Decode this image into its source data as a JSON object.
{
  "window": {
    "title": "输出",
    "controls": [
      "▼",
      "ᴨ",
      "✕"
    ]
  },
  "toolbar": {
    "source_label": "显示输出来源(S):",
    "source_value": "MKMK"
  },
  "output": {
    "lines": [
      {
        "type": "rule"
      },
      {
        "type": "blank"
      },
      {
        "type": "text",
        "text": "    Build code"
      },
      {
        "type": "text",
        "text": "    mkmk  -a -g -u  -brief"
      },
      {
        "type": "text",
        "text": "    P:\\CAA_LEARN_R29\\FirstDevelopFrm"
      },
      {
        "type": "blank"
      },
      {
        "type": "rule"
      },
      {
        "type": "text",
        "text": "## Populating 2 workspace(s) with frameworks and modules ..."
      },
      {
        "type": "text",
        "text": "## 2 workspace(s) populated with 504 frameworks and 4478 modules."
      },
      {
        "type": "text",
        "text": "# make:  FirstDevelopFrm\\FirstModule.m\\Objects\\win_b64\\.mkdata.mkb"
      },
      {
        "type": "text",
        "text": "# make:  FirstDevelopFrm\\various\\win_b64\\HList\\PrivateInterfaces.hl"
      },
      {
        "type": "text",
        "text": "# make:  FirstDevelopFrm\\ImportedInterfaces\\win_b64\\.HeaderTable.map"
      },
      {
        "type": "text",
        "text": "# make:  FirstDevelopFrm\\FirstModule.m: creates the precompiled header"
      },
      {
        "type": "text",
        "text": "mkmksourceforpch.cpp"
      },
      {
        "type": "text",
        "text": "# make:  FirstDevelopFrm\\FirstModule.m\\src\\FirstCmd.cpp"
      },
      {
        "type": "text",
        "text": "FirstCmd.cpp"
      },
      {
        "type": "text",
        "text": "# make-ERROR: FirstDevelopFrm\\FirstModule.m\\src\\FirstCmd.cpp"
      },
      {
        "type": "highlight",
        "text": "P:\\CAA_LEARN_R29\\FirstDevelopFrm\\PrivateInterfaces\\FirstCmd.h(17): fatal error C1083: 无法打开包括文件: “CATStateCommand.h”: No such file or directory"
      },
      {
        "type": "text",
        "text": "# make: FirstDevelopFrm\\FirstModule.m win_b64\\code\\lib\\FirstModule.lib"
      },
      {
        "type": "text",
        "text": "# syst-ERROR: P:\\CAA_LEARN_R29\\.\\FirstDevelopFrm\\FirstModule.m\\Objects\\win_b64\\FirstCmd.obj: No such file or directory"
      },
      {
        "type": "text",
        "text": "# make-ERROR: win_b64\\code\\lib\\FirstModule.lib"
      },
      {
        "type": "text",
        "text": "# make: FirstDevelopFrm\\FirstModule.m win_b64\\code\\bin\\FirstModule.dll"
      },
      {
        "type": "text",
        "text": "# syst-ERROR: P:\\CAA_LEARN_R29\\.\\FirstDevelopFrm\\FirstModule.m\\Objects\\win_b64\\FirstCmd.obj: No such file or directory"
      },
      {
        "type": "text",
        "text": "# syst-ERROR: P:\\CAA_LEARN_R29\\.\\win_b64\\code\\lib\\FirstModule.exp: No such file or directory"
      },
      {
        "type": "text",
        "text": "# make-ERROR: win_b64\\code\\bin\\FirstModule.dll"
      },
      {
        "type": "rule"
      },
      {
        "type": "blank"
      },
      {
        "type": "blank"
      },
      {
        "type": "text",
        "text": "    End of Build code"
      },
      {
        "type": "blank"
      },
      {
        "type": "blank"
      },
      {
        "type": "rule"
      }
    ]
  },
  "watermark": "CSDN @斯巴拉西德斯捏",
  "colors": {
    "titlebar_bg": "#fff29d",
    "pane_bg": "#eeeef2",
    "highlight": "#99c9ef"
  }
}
++++++++++++++++++++
Please reproduce each record precisely as written.

Decode this image into its source data as a JSON object.
{
  "window": {
    "title": "输出",
    "controls": [
      "▼",
      "ᴨ",
      "✕"
    ]
  },
  "toolbar": {
    "source_label": "显示输出来源(S):",
    "source_value": "MKMK"
  },
  "output": {
    "lines": [
      {
        "type": "rule"
      },
      {
        "type": "blank"
      },
      {
        "type": "text",
        "text": "    Build code"
      },
      {
        "type": "text",
        "text": "    mkmk  -a -g -u  -brief"
      },
      {
        "type": "text",
        "text": "    P:\\CAA_LEARN_R29\\FirstDevelopFrm"
      },
      {
        "type": "blank"
      },
      {
        "type": "rule"
      },
      {
        "type": "text",
        "text": "## Populating 2 workspace(s) with frameworks and modules ..."
      },
      {
        "type": "text",
        "text": "## 2 workspace(s) populated with 504 frameworks and 4478 modules."
      },
      {
        "type": "text",
        "text": "# make:  FirstDevelopFrm\\FirstModule.m\\Objects\\win_b64\\.mkdata.mkb"
      },
      {
        "type": "text",
        "text": "# make:  FirstDevelopFrm\\various\\win_b64\\HList\\PrivateInterfaces.hl"
      },
      {
        "type": "text",
        "text": "# make:  FirstDevelopFrm\\ImportedInterfaces\\win_b64\\.HeaderTable.map"
      },
      {
        "type": "text",
        "text": "# make:  FirstDevelopFrm\\FirstModule.m: creates the precompiled header"
      },
      {
        "type": "text",
        "text": "mkmksourceforpch.cpp"
      },
      {
        "type": "text",
        "text": "# make:  FirstDevelopFrm\\FirstModule.m\\src\\FirstCmd.cpp"
      },
      {
        "type": "text",
        "text": "FirstCmd.cpp"
      },
      {
        "type": "text",
        "text": "# make-ERROR: FirstDevelopFrm\\FirstModule.m\\src\\FirstCmd.cpp"
      },
      {
        "type": "highlight",
        "text": "P:\\CAA_LEARN_R29\\FirstDevelopFrm\\PrivateInterfaces\\FirstCmd.h(17): fatal error C1083: 无法打开包括文件: “CATStateCommand.h”: No such file or directory"
      },
      {
        "type": "text",
        "text": "# make: FirstDevelopFrm\\FirstModule.m win_b64\\code\\lib\\FirstModule.lib"
      },
      {
        "type": "text",
        "text": "# syst-ERROR: P:\\CAA_LEARN_R29\\.\\FirstDevelopFrm\\FirstModule.m\\Objects\\win_b64\\FirstCmd.obj: No such file or directory"
      },
      {
        "type": "text",
        "text": "# make-ERROR: win_b64\\code\\lib\\FirstModule.lib"
      },
      {
        "type": "text",
        "text": "# make: FirstDevelopFrm\\FirstModule.m win_b64\\code\\bin\\FirstModule.dll"
      },
      {
        "type": "text",
        "text": "# syst-ERROR: P:\\CAA_LEARN_R29\\.\\FirstDevelopFrm\\FirstModule.m\\Objects\\win_b64\\FirstCmd.obj: No such file or directory"
      },
      {
        "type": "text",
        "text": "# syst-ERROR: P:\\CAA_LEARN_R29\\.\\win_b64\\code\\lib\\FirstModule.exp: No such file or directory"
      },
      {
        "type": "text",
        "text": "# make-ERROR: win_b64\\code\\bin\\FirstModule.dll"
      },
      {
        "type": "rule"
      },
      {
        "type": "blank"
      },
      {
        "type": "blank"
      },
      {
        "type": "text",
        "text": "    End of Build code"
      },
      {
        "type": "blank"
      },
      {
        "type": "blank"
      },
      {
        "type": "rule"
      }
    ]
  },
  "watermark": "CSDN @斯巴拉西德斯捏",
  "colors": {
    "titlebar_bg": "#fff29d",
    "pane_bg": "#eeeef2",
    "highlight": "#99c9ef"
  }
}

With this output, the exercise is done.